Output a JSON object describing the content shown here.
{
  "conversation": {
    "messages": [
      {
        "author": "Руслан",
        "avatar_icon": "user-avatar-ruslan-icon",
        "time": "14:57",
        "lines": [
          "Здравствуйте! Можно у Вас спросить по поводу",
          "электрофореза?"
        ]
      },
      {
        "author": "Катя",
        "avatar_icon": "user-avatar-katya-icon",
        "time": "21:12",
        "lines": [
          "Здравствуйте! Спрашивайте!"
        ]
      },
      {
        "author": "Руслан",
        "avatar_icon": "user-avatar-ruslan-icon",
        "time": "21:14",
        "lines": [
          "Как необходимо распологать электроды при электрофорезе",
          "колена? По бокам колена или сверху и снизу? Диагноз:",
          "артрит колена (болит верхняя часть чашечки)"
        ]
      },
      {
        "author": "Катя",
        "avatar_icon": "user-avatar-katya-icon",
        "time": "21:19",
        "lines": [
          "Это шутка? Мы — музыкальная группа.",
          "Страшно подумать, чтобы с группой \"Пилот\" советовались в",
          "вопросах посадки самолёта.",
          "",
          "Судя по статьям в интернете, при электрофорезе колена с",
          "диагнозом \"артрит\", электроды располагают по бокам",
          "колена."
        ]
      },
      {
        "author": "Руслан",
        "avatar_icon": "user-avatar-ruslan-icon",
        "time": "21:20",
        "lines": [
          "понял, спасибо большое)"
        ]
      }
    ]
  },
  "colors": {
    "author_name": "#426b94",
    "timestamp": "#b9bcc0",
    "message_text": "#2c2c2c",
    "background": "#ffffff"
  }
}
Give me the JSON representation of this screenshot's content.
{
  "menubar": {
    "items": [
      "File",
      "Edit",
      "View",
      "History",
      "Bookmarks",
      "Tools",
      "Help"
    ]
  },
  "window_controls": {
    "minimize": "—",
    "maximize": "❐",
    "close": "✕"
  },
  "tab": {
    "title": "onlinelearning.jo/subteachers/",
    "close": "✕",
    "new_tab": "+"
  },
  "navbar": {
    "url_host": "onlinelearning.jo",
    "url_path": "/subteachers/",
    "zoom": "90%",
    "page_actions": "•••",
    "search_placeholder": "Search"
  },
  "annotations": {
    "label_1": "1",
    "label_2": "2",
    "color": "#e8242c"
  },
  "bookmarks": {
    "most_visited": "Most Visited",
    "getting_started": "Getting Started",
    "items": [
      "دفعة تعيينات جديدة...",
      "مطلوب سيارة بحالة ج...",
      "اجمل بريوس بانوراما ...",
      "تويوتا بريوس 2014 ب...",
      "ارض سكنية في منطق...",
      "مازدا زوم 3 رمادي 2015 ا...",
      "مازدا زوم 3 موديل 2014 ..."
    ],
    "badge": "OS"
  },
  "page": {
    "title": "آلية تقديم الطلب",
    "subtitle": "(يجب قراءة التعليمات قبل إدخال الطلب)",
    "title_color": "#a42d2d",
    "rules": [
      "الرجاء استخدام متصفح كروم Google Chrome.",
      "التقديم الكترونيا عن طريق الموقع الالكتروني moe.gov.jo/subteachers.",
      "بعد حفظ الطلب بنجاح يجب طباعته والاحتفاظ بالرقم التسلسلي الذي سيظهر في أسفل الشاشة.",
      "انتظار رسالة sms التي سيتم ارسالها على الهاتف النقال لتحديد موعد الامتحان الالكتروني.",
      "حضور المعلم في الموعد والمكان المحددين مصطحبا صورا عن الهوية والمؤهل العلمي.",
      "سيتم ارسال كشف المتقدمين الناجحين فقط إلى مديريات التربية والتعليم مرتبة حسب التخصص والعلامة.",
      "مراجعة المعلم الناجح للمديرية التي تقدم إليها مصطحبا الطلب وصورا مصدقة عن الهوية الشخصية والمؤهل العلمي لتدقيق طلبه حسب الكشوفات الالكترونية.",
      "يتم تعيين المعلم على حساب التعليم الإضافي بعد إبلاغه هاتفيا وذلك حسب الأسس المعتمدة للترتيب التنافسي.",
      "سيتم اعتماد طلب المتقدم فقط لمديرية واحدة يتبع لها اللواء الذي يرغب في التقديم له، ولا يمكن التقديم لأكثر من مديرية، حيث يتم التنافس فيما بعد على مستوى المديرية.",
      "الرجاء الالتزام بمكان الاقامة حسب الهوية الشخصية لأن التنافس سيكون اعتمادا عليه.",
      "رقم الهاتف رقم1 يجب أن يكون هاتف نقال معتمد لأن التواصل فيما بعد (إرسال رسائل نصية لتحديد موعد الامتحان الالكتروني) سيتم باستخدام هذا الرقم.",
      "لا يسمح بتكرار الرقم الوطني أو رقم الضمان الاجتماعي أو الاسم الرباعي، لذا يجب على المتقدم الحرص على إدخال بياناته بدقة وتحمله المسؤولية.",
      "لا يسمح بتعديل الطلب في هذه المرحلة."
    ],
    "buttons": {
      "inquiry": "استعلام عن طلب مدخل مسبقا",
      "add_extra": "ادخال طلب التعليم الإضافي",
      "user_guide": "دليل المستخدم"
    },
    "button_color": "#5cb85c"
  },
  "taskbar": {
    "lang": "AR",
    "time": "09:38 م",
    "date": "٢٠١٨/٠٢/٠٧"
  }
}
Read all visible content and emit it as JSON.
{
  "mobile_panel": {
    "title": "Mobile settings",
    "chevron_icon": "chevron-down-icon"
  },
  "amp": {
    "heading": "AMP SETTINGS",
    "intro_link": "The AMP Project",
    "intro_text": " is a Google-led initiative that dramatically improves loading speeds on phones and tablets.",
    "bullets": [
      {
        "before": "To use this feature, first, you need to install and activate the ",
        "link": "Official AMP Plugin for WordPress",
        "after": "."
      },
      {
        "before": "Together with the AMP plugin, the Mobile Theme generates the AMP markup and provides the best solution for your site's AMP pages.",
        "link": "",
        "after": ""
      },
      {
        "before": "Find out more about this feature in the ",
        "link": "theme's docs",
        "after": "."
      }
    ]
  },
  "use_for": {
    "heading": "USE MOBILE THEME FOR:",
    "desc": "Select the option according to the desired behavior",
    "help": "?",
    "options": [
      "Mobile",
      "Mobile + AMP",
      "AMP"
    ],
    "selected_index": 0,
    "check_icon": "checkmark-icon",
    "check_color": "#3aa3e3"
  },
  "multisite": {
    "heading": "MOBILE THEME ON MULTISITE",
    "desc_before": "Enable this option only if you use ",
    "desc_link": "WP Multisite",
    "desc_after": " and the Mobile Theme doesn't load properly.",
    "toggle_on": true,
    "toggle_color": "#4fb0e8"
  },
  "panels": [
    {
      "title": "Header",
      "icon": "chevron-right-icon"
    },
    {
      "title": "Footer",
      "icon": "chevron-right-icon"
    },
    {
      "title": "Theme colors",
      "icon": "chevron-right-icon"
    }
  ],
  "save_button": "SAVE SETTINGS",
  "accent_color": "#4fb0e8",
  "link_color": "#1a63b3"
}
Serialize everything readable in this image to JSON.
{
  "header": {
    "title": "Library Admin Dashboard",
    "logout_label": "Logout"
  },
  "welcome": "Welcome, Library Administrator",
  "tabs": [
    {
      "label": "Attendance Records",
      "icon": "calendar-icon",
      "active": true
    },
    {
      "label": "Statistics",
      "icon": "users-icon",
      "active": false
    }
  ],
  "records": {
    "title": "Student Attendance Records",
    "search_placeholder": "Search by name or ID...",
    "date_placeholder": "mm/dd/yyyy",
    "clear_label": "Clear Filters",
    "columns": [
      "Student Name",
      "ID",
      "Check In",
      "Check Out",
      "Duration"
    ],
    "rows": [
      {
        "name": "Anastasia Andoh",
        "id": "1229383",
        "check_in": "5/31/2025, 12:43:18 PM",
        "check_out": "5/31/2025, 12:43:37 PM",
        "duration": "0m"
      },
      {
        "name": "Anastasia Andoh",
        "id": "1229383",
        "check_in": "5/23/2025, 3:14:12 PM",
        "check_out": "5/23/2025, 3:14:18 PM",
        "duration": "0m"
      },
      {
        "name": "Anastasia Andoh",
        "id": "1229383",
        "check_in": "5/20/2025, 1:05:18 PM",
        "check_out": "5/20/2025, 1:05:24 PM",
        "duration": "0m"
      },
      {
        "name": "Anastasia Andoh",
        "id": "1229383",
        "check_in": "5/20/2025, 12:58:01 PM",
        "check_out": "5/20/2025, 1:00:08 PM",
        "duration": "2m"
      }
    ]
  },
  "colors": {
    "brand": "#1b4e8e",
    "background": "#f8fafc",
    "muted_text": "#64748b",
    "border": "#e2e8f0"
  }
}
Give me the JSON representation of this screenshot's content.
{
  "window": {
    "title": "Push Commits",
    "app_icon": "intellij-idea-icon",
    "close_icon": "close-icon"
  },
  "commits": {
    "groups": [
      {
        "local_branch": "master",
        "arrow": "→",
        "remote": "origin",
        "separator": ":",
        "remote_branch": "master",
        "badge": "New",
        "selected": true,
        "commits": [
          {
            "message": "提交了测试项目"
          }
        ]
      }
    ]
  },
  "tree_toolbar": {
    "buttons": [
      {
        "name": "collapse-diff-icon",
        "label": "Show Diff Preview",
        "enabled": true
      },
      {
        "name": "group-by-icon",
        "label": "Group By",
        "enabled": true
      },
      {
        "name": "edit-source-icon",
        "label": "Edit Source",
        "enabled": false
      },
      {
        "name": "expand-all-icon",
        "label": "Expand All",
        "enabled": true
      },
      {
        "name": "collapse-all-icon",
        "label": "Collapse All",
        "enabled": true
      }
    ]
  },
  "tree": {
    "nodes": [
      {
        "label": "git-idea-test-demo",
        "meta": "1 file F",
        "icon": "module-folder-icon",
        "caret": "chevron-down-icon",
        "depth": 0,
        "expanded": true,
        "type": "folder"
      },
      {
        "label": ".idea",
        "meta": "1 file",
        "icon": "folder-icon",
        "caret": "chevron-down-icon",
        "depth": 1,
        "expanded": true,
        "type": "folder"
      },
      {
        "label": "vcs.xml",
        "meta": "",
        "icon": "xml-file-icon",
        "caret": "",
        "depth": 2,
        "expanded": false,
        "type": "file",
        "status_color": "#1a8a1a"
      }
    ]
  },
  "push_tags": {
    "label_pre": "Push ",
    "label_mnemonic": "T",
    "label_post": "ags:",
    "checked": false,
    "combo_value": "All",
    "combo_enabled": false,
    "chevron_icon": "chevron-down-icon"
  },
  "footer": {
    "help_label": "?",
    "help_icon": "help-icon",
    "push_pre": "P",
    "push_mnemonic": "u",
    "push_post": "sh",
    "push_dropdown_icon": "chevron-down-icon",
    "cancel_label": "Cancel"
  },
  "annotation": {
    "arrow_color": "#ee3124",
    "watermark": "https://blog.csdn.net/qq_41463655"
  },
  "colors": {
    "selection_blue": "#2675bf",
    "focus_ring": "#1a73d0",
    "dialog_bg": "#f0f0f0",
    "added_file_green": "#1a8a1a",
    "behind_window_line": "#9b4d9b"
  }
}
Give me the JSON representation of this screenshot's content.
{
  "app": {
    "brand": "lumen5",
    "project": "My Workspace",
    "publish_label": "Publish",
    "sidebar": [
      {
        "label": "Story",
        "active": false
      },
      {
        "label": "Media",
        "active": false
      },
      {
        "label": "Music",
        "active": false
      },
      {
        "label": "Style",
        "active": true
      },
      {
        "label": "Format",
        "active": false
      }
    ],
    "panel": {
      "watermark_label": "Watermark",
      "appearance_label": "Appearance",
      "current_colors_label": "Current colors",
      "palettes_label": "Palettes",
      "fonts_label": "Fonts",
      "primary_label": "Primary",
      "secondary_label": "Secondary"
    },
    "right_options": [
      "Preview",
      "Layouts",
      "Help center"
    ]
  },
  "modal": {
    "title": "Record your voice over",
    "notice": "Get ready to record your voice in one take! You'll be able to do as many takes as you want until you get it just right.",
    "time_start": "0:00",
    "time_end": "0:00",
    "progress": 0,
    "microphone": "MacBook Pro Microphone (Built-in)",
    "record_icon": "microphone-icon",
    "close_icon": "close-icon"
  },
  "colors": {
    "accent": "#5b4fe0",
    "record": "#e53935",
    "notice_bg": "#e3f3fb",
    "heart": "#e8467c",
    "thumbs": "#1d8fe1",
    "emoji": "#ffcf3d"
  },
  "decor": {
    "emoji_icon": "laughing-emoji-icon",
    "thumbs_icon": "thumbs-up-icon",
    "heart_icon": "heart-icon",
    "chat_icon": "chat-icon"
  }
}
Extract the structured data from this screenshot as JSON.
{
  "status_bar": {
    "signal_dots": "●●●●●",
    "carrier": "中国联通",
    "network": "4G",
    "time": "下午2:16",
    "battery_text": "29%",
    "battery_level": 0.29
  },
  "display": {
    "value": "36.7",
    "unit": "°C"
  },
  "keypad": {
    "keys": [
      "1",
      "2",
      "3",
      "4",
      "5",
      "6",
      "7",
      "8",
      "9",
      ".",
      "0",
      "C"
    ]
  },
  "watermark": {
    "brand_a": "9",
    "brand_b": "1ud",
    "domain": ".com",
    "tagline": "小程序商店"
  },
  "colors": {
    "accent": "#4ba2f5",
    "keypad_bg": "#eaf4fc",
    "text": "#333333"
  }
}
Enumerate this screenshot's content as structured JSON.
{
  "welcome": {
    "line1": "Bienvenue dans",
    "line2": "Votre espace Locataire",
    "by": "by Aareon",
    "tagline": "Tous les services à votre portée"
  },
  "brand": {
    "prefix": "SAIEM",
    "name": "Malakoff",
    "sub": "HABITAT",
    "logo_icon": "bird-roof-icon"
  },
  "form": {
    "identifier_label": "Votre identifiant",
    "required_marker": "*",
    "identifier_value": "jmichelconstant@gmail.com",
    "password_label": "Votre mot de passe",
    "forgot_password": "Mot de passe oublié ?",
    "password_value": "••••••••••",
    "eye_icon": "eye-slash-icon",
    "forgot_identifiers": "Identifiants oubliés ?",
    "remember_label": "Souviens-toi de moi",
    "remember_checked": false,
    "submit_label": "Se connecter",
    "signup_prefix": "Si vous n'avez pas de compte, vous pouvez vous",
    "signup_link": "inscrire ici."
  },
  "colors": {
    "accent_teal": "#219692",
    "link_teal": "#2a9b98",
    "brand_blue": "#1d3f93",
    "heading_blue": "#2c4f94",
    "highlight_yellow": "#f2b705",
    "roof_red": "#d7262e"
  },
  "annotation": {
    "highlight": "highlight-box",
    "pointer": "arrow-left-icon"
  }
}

## Task goal:
Gather up the lines that contain the word "электрофорезе".

## Result for this task:
          "Как необходимо распологать электроды при электрофорезе",
          "Судя по статьям в интернете, при электрофорезе колена с",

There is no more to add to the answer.